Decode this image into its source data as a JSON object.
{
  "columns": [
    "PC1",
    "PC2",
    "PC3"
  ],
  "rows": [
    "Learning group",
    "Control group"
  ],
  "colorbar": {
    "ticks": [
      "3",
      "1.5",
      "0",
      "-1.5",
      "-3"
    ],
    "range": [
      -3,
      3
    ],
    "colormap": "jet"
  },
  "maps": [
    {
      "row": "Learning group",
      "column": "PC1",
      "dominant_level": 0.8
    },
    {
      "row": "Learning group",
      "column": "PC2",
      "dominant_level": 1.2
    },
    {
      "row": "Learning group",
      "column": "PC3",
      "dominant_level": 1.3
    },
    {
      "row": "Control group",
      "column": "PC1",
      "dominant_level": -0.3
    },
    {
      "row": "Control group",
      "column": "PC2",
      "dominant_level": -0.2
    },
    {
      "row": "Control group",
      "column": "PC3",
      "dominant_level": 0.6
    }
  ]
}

==

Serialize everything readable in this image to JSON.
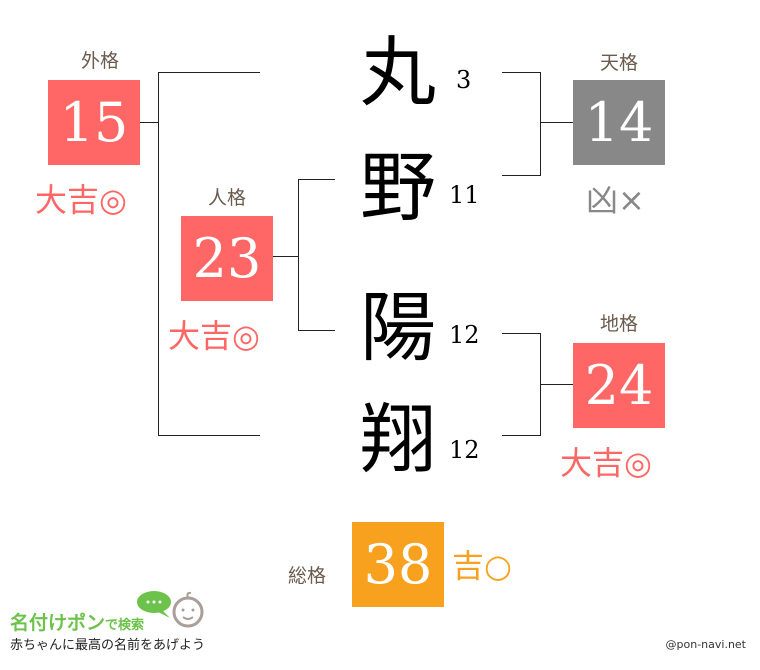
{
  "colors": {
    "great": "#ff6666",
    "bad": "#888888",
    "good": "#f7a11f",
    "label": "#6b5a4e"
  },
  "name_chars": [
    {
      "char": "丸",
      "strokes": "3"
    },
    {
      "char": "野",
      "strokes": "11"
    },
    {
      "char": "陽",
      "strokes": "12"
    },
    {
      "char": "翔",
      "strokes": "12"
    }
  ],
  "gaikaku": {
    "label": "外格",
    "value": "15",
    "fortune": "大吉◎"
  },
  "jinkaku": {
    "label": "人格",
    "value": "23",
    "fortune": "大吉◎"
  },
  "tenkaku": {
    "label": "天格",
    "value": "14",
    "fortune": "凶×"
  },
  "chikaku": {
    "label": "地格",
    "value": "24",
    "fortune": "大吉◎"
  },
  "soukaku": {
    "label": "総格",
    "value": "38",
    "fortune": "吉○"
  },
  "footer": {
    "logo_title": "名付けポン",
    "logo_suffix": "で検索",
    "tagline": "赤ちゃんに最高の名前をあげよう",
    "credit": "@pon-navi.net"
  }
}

---

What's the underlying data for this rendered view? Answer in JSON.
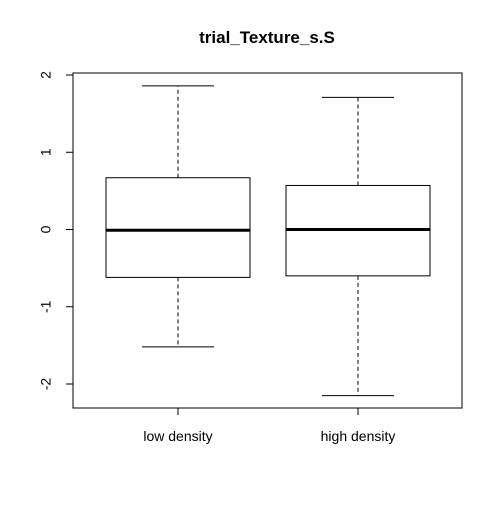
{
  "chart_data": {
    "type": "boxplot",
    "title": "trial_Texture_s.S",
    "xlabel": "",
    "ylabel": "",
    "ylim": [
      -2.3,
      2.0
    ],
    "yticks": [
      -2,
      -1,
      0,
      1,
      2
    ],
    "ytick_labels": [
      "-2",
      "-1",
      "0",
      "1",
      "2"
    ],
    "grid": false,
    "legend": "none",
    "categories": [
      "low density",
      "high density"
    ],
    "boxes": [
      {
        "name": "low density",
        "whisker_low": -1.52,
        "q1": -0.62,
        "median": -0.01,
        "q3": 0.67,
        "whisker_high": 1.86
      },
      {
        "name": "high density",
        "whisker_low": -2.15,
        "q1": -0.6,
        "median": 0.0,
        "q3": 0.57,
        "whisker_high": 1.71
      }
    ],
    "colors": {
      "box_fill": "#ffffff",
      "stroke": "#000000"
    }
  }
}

**What is required**
Provide only the count of lines in the material above that hold the word "value".

**Worked solution**
5